Exercise requirements — Could you copy every line from the material below in which "semi" appears?

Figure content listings
+===+

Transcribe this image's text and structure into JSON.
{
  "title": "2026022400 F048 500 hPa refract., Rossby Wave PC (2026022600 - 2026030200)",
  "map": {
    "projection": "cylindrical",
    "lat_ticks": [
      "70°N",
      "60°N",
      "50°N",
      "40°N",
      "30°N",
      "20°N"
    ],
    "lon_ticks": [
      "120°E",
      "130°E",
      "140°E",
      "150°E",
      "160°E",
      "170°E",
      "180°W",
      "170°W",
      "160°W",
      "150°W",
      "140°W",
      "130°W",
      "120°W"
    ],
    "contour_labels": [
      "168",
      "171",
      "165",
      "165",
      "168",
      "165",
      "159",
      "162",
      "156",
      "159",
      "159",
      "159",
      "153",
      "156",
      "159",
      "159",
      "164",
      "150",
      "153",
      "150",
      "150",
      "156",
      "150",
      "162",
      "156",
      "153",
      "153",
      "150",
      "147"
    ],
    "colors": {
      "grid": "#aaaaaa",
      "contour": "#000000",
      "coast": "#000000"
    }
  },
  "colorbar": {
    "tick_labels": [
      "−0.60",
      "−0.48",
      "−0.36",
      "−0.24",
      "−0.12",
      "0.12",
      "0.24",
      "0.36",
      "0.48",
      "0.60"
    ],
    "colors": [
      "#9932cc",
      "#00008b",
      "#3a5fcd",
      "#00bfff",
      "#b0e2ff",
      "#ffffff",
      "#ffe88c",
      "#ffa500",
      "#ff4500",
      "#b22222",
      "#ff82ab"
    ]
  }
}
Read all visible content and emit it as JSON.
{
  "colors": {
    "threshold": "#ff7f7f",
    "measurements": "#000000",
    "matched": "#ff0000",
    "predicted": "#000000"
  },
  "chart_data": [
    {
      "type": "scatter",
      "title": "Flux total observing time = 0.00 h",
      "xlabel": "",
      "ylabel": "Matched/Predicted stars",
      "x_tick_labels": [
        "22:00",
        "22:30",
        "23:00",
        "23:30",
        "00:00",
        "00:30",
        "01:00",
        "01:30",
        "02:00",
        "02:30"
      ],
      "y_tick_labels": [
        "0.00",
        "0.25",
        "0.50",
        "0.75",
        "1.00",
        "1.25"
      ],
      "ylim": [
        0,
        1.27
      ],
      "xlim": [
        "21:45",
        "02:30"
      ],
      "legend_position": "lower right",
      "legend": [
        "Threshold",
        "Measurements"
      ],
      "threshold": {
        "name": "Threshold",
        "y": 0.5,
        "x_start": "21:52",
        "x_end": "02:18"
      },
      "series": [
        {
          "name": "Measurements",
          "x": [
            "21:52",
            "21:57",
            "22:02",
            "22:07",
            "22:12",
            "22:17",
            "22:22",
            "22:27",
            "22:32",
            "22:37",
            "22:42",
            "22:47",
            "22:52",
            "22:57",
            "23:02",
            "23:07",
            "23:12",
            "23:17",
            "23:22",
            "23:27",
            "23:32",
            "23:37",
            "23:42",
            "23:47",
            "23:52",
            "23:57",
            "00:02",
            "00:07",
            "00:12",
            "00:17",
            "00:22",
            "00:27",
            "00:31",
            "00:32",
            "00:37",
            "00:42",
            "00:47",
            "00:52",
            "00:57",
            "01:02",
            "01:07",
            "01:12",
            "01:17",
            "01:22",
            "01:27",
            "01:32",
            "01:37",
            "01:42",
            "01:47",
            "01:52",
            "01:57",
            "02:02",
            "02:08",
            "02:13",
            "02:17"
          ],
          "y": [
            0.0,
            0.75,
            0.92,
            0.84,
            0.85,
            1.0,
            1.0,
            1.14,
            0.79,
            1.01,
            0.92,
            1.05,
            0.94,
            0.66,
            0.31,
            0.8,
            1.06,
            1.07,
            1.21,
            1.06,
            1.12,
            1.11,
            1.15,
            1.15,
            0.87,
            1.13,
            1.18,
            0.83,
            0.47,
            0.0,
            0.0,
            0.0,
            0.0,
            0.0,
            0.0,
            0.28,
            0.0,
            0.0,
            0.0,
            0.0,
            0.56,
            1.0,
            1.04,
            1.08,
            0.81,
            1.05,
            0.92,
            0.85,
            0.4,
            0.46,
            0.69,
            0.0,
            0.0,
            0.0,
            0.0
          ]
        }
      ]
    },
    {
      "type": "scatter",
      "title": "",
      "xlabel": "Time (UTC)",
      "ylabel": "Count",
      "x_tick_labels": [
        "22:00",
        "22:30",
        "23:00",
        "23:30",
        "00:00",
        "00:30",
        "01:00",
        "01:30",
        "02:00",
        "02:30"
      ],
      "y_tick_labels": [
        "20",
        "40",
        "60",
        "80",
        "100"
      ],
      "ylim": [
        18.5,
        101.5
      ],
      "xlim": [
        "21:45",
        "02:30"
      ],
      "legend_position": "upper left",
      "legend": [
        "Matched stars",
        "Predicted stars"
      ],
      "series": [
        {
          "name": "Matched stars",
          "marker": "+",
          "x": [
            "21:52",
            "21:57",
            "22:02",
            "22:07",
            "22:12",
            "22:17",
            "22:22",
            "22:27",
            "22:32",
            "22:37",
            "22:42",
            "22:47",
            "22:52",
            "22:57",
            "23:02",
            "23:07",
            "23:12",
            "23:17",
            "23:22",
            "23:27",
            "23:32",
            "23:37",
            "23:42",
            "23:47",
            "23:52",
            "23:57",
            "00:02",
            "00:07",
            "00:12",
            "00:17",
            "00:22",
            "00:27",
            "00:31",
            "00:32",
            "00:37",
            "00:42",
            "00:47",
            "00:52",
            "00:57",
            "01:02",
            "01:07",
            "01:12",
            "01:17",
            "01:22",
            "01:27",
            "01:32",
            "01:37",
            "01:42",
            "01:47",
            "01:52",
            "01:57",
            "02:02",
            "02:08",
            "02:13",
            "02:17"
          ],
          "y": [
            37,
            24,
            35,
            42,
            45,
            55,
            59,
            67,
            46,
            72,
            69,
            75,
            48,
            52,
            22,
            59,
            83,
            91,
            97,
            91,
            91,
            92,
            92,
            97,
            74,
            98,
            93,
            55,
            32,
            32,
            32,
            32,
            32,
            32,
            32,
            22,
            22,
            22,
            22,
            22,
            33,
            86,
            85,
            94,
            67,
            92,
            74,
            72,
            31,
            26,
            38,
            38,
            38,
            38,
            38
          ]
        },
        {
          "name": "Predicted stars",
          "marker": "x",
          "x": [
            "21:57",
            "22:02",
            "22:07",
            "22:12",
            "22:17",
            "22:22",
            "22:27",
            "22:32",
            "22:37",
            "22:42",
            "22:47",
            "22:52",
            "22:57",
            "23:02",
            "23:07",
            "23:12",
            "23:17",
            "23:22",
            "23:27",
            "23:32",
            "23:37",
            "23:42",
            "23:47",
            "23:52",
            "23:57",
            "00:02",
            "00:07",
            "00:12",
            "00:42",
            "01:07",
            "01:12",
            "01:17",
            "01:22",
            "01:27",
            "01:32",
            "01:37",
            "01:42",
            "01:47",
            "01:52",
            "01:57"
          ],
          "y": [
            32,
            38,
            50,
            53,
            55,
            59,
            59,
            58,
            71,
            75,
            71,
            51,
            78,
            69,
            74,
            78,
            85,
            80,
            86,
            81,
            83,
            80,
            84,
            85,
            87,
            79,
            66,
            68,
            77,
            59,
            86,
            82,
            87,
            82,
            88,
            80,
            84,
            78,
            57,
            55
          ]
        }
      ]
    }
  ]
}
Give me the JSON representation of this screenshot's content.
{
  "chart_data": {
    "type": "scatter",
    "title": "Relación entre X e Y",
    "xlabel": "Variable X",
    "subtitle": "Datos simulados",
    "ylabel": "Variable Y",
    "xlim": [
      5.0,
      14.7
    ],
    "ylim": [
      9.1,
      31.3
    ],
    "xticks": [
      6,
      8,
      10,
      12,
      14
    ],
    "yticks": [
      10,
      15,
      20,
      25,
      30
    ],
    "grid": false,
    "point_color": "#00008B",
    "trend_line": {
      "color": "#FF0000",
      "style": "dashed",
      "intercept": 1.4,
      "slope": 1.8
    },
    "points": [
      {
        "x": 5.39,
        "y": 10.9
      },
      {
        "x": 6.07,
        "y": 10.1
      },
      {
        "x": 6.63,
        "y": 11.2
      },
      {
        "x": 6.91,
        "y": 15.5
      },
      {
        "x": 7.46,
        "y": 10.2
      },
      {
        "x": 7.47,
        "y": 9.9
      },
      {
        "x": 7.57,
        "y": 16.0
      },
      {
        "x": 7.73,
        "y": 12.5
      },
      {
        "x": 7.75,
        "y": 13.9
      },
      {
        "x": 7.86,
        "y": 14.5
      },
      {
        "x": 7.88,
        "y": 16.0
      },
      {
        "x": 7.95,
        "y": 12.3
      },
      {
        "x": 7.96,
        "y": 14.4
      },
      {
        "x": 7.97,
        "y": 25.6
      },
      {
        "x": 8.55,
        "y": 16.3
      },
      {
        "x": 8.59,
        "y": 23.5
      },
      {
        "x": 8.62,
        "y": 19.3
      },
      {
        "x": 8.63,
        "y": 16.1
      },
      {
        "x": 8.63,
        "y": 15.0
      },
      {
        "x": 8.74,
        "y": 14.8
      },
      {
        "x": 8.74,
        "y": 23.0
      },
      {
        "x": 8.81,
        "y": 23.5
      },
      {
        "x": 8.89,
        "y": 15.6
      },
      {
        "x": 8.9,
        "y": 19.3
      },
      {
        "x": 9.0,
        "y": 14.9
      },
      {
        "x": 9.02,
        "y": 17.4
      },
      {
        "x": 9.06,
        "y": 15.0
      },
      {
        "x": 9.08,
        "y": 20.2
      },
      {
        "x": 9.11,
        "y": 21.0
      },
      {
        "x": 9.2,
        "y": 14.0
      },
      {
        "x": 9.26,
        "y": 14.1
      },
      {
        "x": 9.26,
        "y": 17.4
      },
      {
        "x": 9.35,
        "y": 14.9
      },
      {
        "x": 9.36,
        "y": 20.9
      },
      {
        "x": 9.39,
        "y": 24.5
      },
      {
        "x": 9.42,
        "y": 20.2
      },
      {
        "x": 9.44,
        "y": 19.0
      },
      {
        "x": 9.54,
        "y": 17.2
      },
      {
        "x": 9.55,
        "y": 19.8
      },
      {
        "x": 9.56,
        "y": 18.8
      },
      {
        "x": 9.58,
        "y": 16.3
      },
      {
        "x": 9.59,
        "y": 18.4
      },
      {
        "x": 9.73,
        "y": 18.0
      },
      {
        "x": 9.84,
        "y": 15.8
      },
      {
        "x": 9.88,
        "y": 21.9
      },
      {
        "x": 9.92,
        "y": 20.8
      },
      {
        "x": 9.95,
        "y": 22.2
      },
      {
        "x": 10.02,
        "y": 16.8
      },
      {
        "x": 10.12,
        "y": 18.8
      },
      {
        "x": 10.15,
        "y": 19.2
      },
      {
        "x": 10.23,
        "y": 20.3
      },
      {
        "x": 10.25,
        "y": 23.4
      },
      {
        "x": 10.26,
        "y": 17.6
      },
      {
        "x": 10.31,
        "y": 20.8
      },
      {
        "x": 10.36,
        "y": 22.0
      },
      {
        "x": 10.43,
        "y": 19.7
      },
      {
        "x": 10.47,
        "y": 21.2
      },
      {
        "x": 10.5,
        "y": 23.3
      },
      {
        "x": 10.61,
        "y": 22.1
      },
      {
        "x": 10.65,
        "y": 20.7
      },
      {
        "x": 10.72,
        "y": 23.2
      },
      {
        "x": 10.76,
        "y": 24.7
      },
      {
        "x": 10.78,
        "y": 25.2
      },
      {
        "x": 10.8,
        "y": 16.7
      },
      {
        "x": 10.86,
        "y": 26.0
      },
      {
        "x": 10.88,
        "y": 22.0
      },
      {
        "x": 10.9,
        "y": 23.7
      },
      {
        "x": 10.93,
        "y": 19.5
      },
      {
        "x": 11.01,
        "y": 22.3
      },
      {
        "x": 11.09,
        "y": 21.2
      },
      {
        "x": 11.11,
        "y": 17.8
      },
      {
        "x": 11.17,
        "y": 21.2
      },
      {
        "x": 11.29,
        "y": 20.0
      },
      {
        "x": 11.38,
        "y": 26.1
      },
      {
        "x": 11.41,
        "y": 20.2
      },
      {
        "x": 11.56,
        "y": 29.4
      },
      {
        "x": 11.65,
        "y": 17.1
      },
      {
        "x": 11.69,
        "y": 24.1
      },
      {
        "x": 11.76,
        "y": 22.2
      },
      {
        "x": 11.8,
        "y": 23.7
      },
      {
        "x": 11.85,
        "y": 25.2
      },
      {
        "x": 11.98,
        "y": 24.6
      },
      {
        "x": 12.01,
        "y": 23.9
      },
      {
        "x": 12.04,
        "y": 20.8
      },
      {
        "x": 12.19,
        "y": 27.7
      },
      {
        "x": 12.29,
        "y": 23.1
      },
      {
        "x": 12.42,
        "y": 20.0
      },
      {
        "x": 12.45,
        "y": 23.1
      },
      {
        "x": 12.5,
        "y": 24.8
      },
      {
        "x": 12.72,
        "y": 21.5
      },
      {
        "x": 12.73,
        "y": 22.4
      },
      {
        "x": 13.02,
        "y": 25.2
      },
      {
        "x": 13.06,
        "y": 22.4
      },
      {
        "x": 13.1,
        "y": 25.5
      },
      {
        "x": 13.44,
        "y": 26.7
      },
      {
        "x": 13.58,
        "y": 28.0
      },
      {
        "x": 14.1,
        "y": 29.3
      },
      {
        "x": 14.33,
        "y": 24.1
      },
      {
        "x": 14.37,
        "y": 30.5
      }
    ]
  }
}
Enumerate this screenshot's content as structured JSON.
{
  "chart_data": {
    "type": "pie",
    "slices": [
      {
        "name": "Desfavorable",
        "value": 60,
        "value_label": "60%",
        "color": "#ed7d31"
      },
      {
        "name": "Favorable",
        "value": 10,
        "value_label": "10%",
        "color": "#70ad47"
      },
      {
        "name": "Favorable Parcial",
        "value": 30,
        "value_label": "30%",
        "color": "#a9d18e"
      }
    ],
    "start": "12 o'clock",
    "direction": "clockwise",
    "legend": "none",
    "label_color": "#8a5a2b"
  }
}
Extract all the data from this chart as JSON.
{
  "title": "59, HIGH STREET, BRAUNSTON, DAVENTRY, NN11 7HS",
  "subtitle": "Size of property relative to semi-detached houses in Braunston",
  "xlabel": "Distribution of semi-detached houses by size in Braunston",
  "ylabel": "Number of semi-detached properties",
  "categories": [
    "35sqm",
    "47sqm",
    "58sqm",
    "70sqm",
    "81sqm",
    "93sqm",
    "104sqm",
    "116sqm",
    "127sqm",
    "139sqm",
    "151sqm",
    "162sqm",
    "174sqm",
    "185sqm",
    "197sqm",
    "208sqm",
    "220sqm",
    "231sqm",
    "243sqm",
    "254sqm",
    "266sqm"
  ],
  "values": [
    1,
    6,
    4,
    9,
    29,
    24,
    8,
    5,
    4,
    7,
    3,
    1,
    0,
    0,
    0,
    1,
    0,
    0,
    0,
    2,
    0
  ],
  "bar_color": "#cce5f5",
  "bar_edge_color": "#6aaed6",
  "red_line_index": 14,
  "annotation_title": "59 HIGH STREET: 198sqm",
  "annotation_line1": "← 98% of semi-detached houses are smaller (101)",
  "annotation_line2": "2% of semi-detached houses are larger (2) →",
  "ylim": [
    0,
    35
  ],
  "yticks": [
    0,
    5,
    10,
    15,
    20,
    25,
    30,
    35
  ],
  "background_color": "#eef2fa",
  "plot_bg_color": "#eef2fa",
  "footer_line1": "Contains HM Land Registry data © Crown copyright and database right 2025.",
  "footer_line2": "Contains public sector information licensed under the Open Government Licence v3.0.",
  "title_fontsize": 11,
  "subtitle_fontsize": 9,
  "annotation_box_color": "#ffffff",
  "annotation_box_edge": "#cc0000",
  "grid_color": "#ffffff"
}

+===+

Result below —
  "subtitle": "Size of property relative to semi-detached houses in Braunston",
  "xlabel": "Distribution of semi-detached houses by size in Braunston",
  "ylabel": "Number of semi-detached properties",
  "annotation_line1": "← 98% of semi-detached houses are smaller (101)",
  "annotation_line2": "2% of semi-detached houses are larger (2) →",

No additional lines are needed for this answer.